**Task objective**
Give all of the lines again, with nothing added or dropped.

• • • •

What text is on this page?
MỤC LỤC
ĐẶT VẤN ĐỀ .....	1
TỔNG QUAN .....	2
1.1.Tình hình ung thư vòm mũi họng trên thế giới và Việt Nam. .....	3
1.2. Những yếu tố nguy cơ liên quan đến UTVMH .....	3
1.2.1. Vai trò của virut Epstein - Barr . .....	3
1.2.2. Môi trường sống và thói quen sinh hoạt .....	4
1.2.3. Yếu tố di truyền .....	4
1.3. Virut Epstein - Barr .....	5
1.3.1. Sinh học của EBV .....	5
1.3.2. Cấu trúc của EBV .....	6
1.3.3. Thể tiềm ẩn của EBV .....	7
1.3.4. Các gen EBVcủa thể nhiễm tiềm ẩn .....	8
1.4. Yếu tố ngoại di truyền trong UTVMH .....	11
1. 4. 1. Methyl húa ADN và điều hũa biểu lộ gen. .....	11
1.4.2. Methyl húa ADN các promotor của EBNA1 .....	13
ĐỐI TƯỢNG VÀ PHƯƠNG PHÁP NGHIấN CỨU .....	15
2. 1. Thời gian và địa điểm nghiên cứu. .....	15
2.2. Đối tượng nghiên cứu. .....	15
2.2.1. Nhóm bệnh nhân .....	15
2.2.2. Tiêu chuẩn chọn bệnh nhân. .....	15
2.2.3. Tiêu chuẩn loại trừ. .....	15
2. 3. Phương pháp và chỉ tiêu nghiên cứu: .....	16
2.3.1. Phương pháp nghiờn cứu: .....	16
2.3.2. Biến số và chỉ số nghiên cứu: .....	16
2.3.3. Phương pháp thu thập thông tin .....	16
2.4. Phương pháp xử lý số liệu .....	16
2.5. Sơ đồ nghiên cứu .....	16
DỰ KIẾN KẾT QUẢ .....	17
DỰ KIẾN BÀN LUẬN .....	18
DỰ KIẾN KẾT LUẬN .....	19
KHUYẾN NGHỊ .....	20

• • • •

**Written reply**
What text is on this page?
MỤC LỤC
ĐẶT VẤN ĐỀ .....	1
TỔNG QUAN .....	2
1.1.Tình hình ung thư vòm mũi họng trên thế giới và Việt Nam. .....	3
1.2. Những yếu tố nguy cơ liên quan đến UTVMH .....	3
1.2.1. Vai trò của virut Epstein - Barr . .....	3
1.2.2. Môi trường sống và thói quen sinh hoạt .....	4
1.2.3. Yếu tố di truyền .....	4
1.3. Virut Epstein - Barr .....	5
1.3.1. Sinh học của EBV .....	5
1.3.2. Cấu trúc của EBV .....	6
1.3.3. Thể tiềm ẩn của EBV .....	7
1.3.4. Các gen EBVcủa thể nhiễm tiềm ẩn .....	8
1.4. Yếu tố ngoại di truyền trong UTVMH .....	11
1. 4. 1. Methyl húa ADN và điều hũa biểu lộ gen. .....	11
1.4.2. Methyl húa ADN các promotor của EBNA1 .....	13
ĐỐI TƯỢNG VÀ PHƯƠNG PHÁP NGHIấN CỨU .....	15
2. 1. Thời gian và địa điểm nghiên cứu. .....	15
2.2. Đối tượng nghiên cứu. .....	15
2.2.1. Nhóm bệnh nhân .....	15
2.2.2. Tiêu chuẩn chọn bệnh nhân. .....	15
2.2.3. Tiêu chuẩn loại trừ. .....	15
2. 3. Phương pháp và chỉ tiêu nghiên cứu: .....	16
2.3.1. Phương pháp nghiờn cứu: .....	16
2.3.2. Biến số và chỉ số nghiên cứu: .....	16
2.3.3. Phương pháp thu thập thông tin .....	16
2.4. Phương pháp xử lý số liệu .....	16
2.5. Sơ đồ nghiên cứu .....	16
DỰ KIẾN KẾT QUẢ .....	17
DỰ KIẾN BÀN LUẬN .....	18
DỰ KIẾN KẾT LUẬN .....	19
KHUYẾN NGHỊ .....	20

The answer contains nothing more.